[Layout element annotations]
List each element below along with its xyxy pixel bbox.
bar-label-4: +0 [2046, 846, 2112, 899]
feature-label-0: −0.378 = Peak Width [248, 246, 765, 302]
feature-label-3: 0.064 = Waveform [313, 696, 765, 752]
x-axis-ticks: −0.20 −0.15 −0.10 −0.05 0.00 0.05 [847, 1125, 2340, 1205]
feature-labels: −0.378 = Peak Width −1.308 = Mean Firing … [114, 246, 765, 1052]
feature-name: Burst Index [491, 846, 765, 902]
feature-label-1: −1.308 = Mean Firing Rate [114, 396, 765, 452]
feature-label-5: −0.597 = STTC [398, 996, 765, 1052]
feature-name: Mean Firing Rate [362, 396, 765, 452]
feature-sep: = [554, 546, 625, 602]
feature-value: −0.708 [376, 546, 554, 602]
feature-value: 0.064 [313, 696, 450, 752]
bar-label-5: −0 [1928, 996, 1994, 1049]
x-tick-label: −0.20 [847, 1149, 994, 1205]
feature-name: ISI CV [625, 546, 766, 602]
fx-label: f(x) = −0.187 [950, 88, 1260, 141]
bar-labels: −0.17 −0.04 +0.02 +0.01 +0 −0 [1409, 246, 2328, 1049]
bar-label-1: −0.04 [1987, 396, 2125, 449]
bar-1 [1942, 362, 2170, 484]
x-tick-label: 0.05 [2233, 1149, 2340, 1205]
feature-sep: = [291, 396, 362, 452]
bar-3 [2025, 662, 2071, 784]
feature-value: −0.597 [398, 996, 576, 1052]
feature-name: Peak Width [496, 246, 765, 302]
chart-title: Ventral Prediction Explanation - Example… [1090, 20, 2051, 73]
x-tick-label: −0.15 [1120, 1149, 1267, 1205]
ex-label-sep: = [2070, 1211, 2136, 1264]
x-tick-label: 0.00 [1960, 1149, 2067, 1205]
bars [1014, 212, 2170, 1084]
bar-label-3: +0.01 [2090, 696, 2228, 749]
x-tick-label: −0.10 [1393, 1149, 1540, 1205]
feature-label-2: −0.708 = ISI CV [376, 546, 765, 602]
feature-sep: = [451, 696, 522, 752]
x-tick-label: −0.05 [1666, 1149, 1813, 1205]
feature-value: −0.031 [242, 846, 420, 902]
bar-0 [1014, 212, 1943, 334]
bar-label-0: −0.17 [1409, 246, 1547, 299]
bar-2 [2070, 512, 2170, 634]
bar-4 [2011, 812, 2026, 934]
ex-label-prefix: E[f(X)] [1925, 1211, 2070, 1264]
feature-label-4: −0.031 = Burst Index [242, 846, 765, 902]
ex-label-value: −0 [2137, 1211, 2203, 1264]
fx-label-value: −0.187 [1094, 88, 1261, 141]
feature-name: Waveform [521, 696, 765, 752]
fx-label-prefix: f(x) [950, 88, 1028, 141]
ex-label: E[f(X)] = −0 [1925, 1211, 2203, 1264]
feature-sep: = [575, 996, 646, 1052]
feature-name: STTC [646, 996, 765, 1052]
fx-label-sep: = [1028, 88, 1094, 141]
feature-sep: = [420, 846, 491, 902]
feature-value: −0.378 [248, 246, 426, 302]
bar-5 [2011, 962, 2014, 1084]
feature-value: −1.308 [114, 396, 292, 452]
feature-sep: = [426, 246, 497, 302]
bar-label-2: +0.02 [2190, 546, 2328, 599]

» Required task
Could you set down every one of the items above again, line for line and without any change?

» Result for this task
List each element below along with its xyxy pixel bbox.
bar-label-4: +0 [2046, 846, 2112, 899]
feature-label-0: −0.378 = Peak Width [248, 246, 765, 302]
feature-label-3: 0.064 = Waveform [313, 696, 765, 752]
x-axis-ticks: −0.20 −0.15 −0.10 −0.05 0.00 0.05 [847, 1125, 2340, 1205]
feature-labels: −0.378 = Peak Width −1.308 = Mean Firing … [114, 246, 765, 1052]
feature-name: Burst Index [491, 846, 765, 902]
feature-label-1: −1.308 = Mean Firing Rate [114, 396, 765, 452]
feature-label-5: −0.597 = STTC [398, 996, 765, 1052]
feature-name: Mean Firing Rate [362, 396, 765, 452]
feature-sep: = [554, 546, 625, 602]
feature-value: −0.708 [376, 546, 554, 602]
feature-value: 0.064 [313, 696, 450, 752]
bar-label-5: −0 [1928, 996, 1994, 1049]
x-tick-label: −0.20 [847, 1149, 994, 1205]
feature-name: ISI CV [625, 546, 766, 602]
fx-label: f(x) = −0.187 [950, 88, 1260, 141]
bar-labels: −0.17 −0.04 +0.02 +0.01 +0 −0 [1409, 246, 2328, 1049]
bar-label-1: −0.04 [1987, 396, 2125, 449]
bar-1 [1942, 362, 2170, 484]
x-tick-label: 0.05 [2233, 1149, 2340, 1205]
feature-sep: = [291, 396, 362, 452]
bar-3 [2025, 662, 2071, 784]
feature-value: −0.597 [398, 996, 576, 1052]
feature-name: Peak Width [496, 246, 765, 302]
chart-title: Ventral Prediction Explanation - Example… [1090, 20, 2051, 73]
x-tick-label: −0.15 [1120, 1149, 1267, 1205]
ex-label-sep: = [2070, 1211, 2136, 1264]
x-tick-label: 0.00 [1960, 1149, 2067, 1205]
bars [1014, 212, 2170, 1084]
bar-label-3: +0.01 [2090, 696, 2228, 749]
x-tick-label: −0.10 [1393, 1149, 1540, 1205]
feature-label-2: −0.708 = ISI CV [376, 546, 765, 602]
feature-sep: = [451, 696, 522, 752]
x-tick-label: −0.05 [1666, 1149, 1813, 1205]
feature-value: −0.031 [242, 846, 420, 902]
bar-0 [1014, 212, 1943, 334]
bar-label-0: −0.17 [1409, 246, 1547, 299]
bar-2 [2070, 512, 2170, 634]
bar-4 [2011, 812, 2026, 934]
ex-label-prefix: E[f(X)] [1925, 1211, 2070, 1264]
feature-label-4: −0.031 = Burst Index [242, 846, 765, 902]
ex-label-value: −0 [2137, 1211, 2203, 1264]
fx-label-value: −0.187 [1094, 88, 1261, 141]
feature-name: Waveform [521, 696, 765, 752]
fx-label-prefix: f(x) [950, 88, 1028, 141]
ex-label: E[f(X)] = −0 [1925, 1211, 2203, 1264]
feature-sep: = [575, 996, 646, 1052]
feature-name: STTC [646, 996, 765, 1052]
fx-label-sep: = [1028, 88, 1094, 141]
feature-sep: = [420, 846, 491, 902]
feature-value: −0.378 [248, 246, 426, 302]
bar-5 [2011, 962, 2014, 1084]
feature-value: −1.308 [114, 396, 292, 452]
feature-sep: = [426, 246, 497, 302]
bar-label-2: +0.02 [2190, 546, 2328, 599]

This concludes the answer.